• [Given information]
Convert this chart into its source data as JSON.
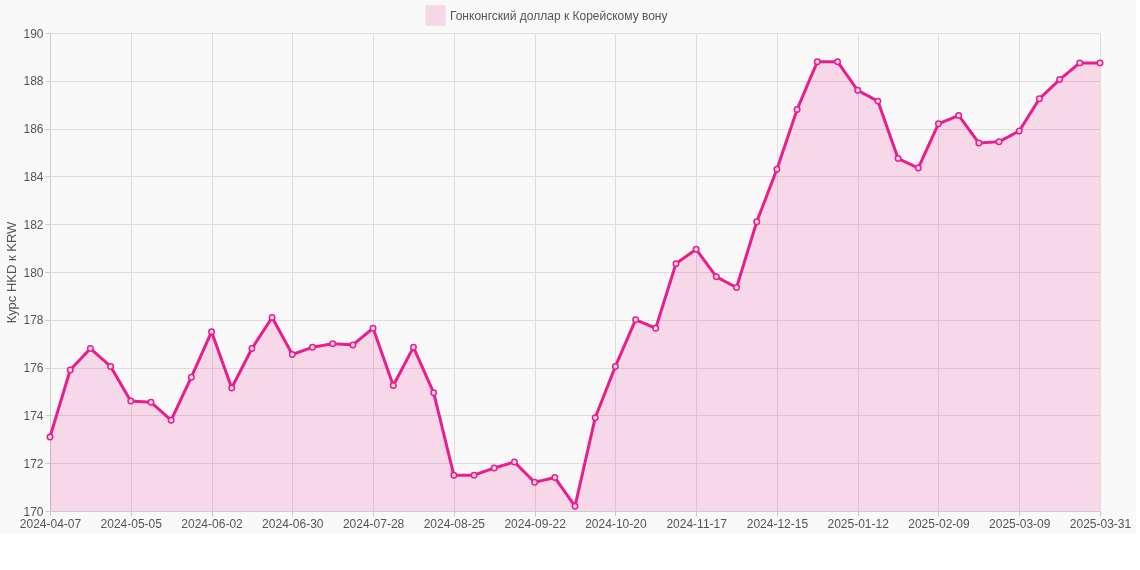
{
  "chart_data": {
    "type": "area",
    "ylabel": "Курс HKD к KRW",
    "categories": [
      "2024-04-07",
      null,
      null,
      null,
      "2024-05-05",
      null,
      null,
      null,
      "2024-06-02",
      null,
      null,
      null,
      "2024-06-30",
      null,
      null,
      null,
      "2024-07-28",
      null,
      null,
      null,
      "2024-08-25",
      null,
      null,
      null,
      "2024-09-22",
      null,
      null,
      null,
      "2024-10-20",
      null,
      null,
      null,
      "2024-11-17",
      null,
      null,
      null,
      "2024-12-15",
      null,
      null,
      null,
      "2025-01-12",
      null,
      null,
      null,
      "2025-02-09",
      null,
      null,
      null,
      "2025-03-09",
      null,
      null,
      null,
      "2025-03-31"
    ],
    "series": [
      {
        "name": "Гонконгский доллар к Корейскому вону",
        "color": "#e91e8c",
        "values": [
          173.1,
          175.9,
          176.8,
          176.05,
          174.6,
          174.55,
          173.8,
          175.6,
          177.5,
          175.15,
          176.8,
          178.1,
          176.55,
          176.85,
          177.0,
          176.95,
          177.65,
          175.25,
          176.85,
          174.95,
          171.5,
          171.5,
          171.8,
          172.05,
          171.2,
          171.4,
          170.2,
          173.9,
          176.05,
          178.0,
          177.65,
          180.35,
          180.95,
          179.8,
          179.35,
          182.1,
          184.3,
          186.8,
          188.8,
          188.8,
          187.6,
          187.15,
          184.75,
          184.35,
          186.2,
          186.55,
          185.4,
          185.45,
          185.9,
          187.25,
          188.05,
          188.75,
          188.75
        ]
      }
    ],
    "ylim": [
      170,
      190
    ],
    "yticks": [
      170,
      172,
      174,
      176,
      178,
      180,
      182,
      184,
      186,
      188,
      190
    ],
    "grid": true,
    "legend": "top",
    "marker": "circle",
    "line_style": "solid"
  }
}
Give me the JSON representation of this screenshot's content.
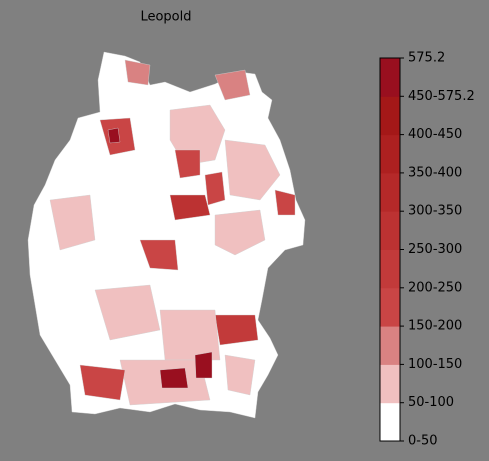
{
  "title": "Leopold",
  "colorbar": {
    "labels": [
      "0-50",
      "50-100",
      "100-150",
      "150-200",
      "200-250",
      "250-300",
      "300-350",
      "350-400",
      "400-450",
      "450-575.2",
      "575.2"
    ],
    "colors": [
      "#ffffff",
      "#f0c0c0",
      "#d98282",
      "#c94545",
      "#c23a3a",
      "#bc3232",
      "#b52929",
      "#ad2020",
      "#a41818",
      "#990f1f"
    ]
  }
}
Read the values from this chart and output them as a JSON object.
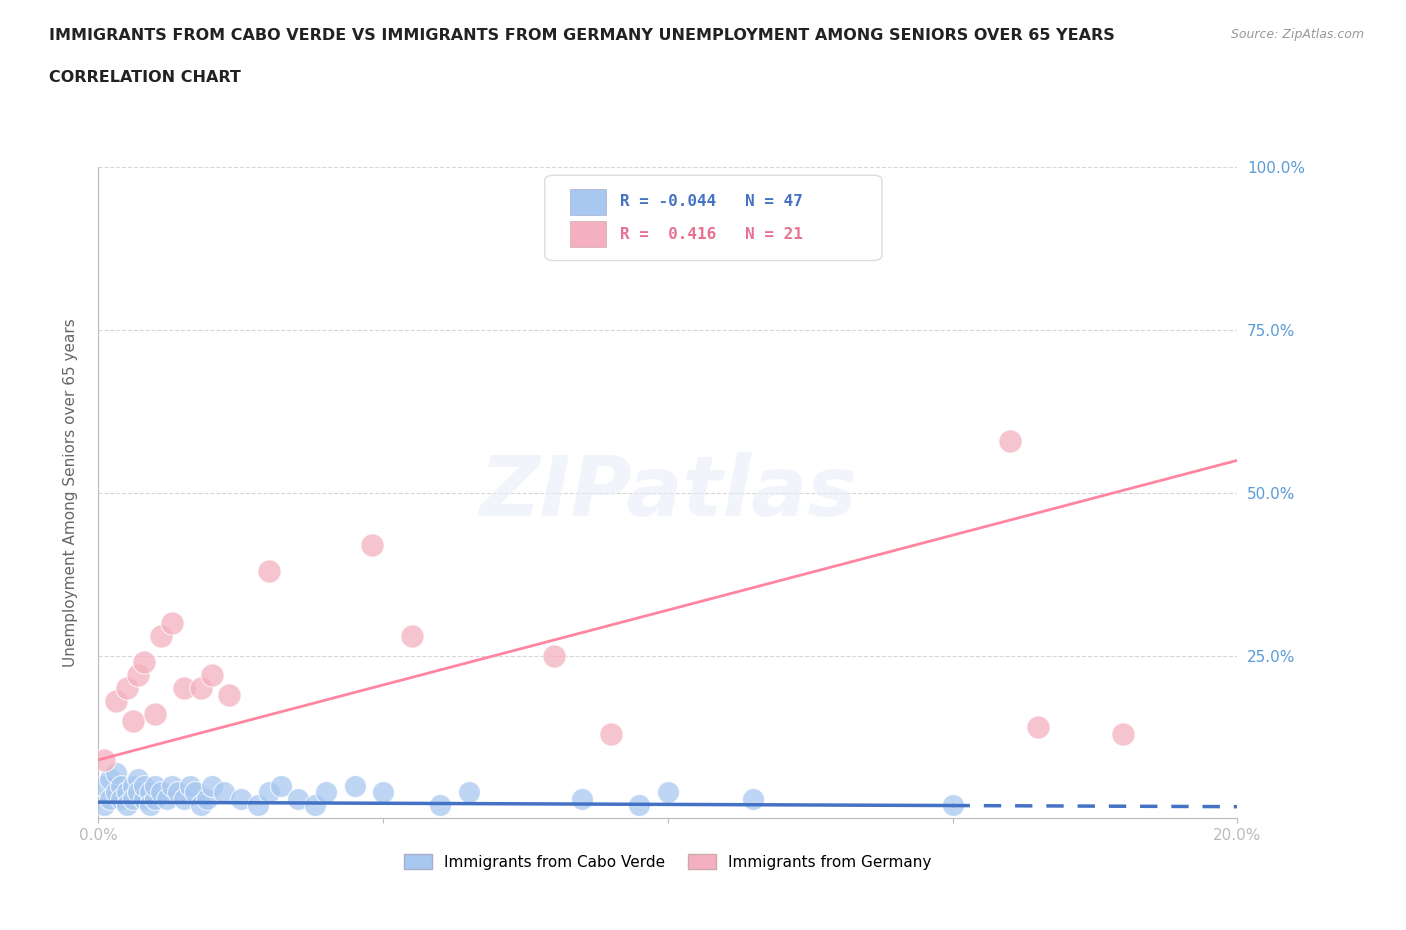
{
  "title_line1": "IMMIGRANTS FROM CABO VERDE VS IMMIGRANTS FROM GERMANY UNEMPLOYMENT AMONG SENIORS OVER 65 YEARS",
  "title_line2": "CORRELATION CHART",
  "source_text": "Source: ZipAtlas.com",
  "ylabel": "Unemployment Among Seniors over 65 years",
  "x_min": 0.0,
  "x_max": 0.2,
  "y_min": 0.0,
  "y_max": 1.0,
  "cabo_verde_color": "#A8C8F0",
  "germany_color": "#F4B0C0",
  "cabo_verde_line_color": "#4472C4",
  "germany_line_color": "#FF85A0",
  "cabo_verde_R": -0.044,
  "cabo_verde_N": 47,
  "germany_R": 0.416,
  "germany_N": 21,
  "cabo_verde_x": [
    0.001,
    0.001,
    0.002,
    0.002,
    0.003,
    0.003,
    0.004,
    0.004,
    0.005,
    0.005,
    0.006,
    0.006,
    0.007,
    0.007,
    0.008,
    0.008,
    0.009,
    0.009,
    0.01,
    0.01,
    0.011,
    0.012,
    0.013,
    0.014,
    0.015,
    0.016,
    0.017,
    0.018,
    0.019,
    0.02,
    0.022,
    0.025,
    0.028,
    0.03,
    0.032,
    0.035,
    0.038,
    0.04,
    0.045,
    0.05,
    0.06,
    0.065,
    0.085,
    0.095,
    0.1,
    0.115,
    0.15
  ],
  "cabo_verde_y": [
    0.02,
    0.05,
    0.03,
    0.06,
    0.04,
    0.07,
    0.05,
    0.03,
    0.04,
    0.02,
    0.05,
    0.03,
    0.06,
    0.04,
    0.03,
    0.05,
    0.04,
    0.02,
    0.03,
    0.05,
    0.04,
    0.03,
    0.05,
    0.04,
    0.03,
    0.05,
    0.04,
    0.02,
    0.03,
    0.05,
    0.04,
    0.03,
    0.02,
    0.04,
    0.05,
    0.03,
    0.02,
    0.04,
    0.05,
    0.04,
    0.02,
    0.04,
    0.03,
    0.02,
    0.04,
    0.03,
    0.02
  ],
  "germany_x": [
    0.001,
    0.003,
    0.005,
    0.006,
    0.007,
    0.008,
    0.01,
    0.011,
    0.013,
    0.015,
    0.018,
    0.02,
    0.023,
    0.03,
    0.048,
    0.055,
    0.08,
    0.09,
    0.16,
    0.165,
    0.18
  ],
  "germany_y": [
    0.09,
    0.18,
    0.2,
    0.15,
    0.22,
    0.24,
    0.16,
    0.28,
    0.3,
    0.2,
    0.2,
    0.22,
    0.19,
    0.38,
    0.42,
    0.28,
    0.25,
    0.13,
    0.58,
    0.14,
    0.13
  ],
  "germany_line_y0": 0.09,
  "germany_line_y1": 0.55,
  "cabo_verde_line_y0": 0.025,
  "cabo_verde_line_y1": 0.018,
  "watermark_text": "ZIPatlas",
  "background_color": "#FFFFFF",
  "grid_color": "#CCCCCC",
  "tick_color": "#5B9BD5",
  "axis_label_color": "#666666"
}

• [Do this]
Your job is to transcribe the entries above exactly; skip the pictures.

• [Task solution]
Convert this chart into its source data as JSON.
{
  "chart_data": {
    "type": "area",
    "ylabel": "Курс HKD к KRW",
    "categories": [
      "2024-04-07",
      null,
      null,
      null,
      "2024-05-05",
      null,
      null,
      null,
      "2024-06-02",
      null,
      null,
      null,
      "2024-06-30",
      null,
      null,
      null,
      "2024-07-28",
      null,
      null,
      null,
      "2024-08-25",
      null,
      null,
      null,
      "2024-09-22",
      null,
      null,
      null,
      "2024-10-20",
      null,
      null,
      null,
      "2024-11-17",
      null,
      null,
      null,
      "2024-12-15",
      null,
      null,
      null,
      "2025-01-12",
      null,
      null,
      null,
      "2025-02-09",
      null,
      null,
      null,
      "2025-03-09",
      null,
      null,
      null,
      "2025-03-31"
    ],
    "series": [
      {
        "name": "Гонконгский доллар к Корейскому вону",
        "color": "#e91e8c",
        "values": [
          173.1,
          175.9,
          176.8,
          176.05,
          174.6,
          174.55,
          173.8,
          175.6,
          177.5,
          175.15,
          176.8,
          178.1,
          176.55,
          176.85,
          177.0,
          176.95,
          177.65,
          175.25,
          176.85,
          174.95,
          171.5,
          171.5,
          171.8,
          172.05,
          171.2,
          171.4,
          170.2,
          173.9,
          176.05,
          178.0,
          177.65,
          180.35,
          180.95,
          179.8,
          179.35,
          182.1,
          184.3,
          186.8,
          188.8,
          188.8,
          187.6,
          187.15,
          184.75,
          184.35,
          186.2,
          186.55,
          185.4,
          185.45,
          185.9,
          187.25,
          188.05,
          188.75,
          188.75
        ]
      }
    ],
    "ylim": [
      170,
      190
    ],
    "yticks": [
      170,
      172,
      174,
      176,
      178,
      180,
      182,
      184,
      186,
      188,
      190
    ],
    "grid": true,
    "legend": "top",
    "marker": "circle",
    "line_style": "solid"
  }
}
Give me the JSON representation of this screenshot's content.
{
  "title": "Leopold",
  "colorbar": {
    "labels": [
      "0-50",
      "50-100",
      "100-150",
      "150-200",
      "200-250",
      "250-300",
      "300-350",
      "350-400",
      "400-450",
      "450-575.2",
      "575.2"
    ],
    "colors": [
      "#ffffff",
      "#f0c0c0",
      "#d98282",
      "#c94545",
      "#c23a3a",
      "#bc3232",
      "#b52929",
      "#ad2020",
      "#a41818",
      "#990f1f"
    ]
  }
}
Read the values from this chart and output them as a JSON object.
{
  "title_line1": "IMMIGRANTS FROM CABO VERDE VS IMMIGRANTS FROM GERMANY UNEMPLOYMENT AMONG SENIORS OVER 65 YEARS",
  "title_line2": "CORRELATION CHART",
  "source_text": "Source: ZipAtlas.com",
  "ylabel": "Unemployment Among Seniors over 65 years",
  "x_min": 0.0,
  "x_max": 0.2,
  "y_min": 0.0,
  "y_max": 1.0,
  "cabo_verde_color": "#A8C8F0",
  "germany_color": "#F4B0C0",
  "cabo_verde_line_color": "#4472C4",
  "germany_line_color": "#FF85A0",
  "cabo_verde_R": -0.044,
  "cabo_verde_N": 47,
  "germany_R": 0.416,
  "germany_N": 21,
  "cabo_verde_x": [
    0.001,
    0.001,
    0.002,
    0.002,
    0.003,
    0.003,
    0.004,
    0.004,
    0.005,
    0.005,
    0.006,
    0.006,
    0.007,
    0.007,
    0.008,
    0.008,
    0.009,
    0.009,
    0.01,
    0.01,
    0.011,
    0.012,
    0.013,
    0.014,
    0.015,
    0.016,
    0.017,
    0.018,
    0.019,
    0.02,
    0.022,
    0.025,
    0.028,
    0.03,
    0.032,
    0.035,
    0.038,
    0.04,
    0.045,
    0.05,
    0.06,
    0.065,
    0.085,
    0.095,
    0.1,
    0.115,
    0.15
  ],
  "cabo_verde_y": [
    0.02,
    0.05,
    0.03,
    0.06,
    0.04,
    0.07,
    0.05,
    0.03,
    0.04,
    0.02,
    0.05,
    0.03,
    0.06,
    0.04,
    0.03,
    0.05,
    0.04,
    0.02,
    0.03,
    0.05,
    0.04,
    0.03,
    0.05,
    0.04,
    0.03,
    0.05,
    0.04,
    0.02,
    0.03,
    0.05,
    0.04,
    0.03,
    0.02,
    0.04,
    0.05,
    0.03,
    0.02,
    0.04,
    0.05,
    0.04,
    0.02,
    0.04,
    0.03,
    0.02,
    0.04,
    0.03,
    0.02
  ],
  "germany_x": [
    0.001,
    0.003,
    0.005,
    0.006,
    0.007,
    0.008,
    0.01,
    0.011,
    0.013,
    0.015,
    0.018,
    0.02,
    0.023,
    0.03,
    0.048,
    0.055,
    0.08,
    0.09,
    0.16,
    0.165,
    0.18
  ],
  "germany_y": [
    0.09,
    0.18,
    0.2,
    0.15,
    0.22,
    0.24,
    0.16,
    0.28,
    0.3,
    0.2,
    0.2,
    0.22,
    0.19,
    0.38,
    0.42,
    0.28,
    0.25,
    0.13,
    0.58,
    0.14,
    0.13
  ],
  "germany_line_y0": 0.09,
  "germany_line_y1": 0.55,
  "cabo_verde_line_y0": 0.025,
  "cabo_verde_line_y1": 0.018,
  "watermark_text": "ZIPatlas",
  "background_color": "#FFFFFF",
  "grid_color": "#CCCCCC",
  "tick_color": "#5B9BD5",
  "axis_label_color": "#666666"
}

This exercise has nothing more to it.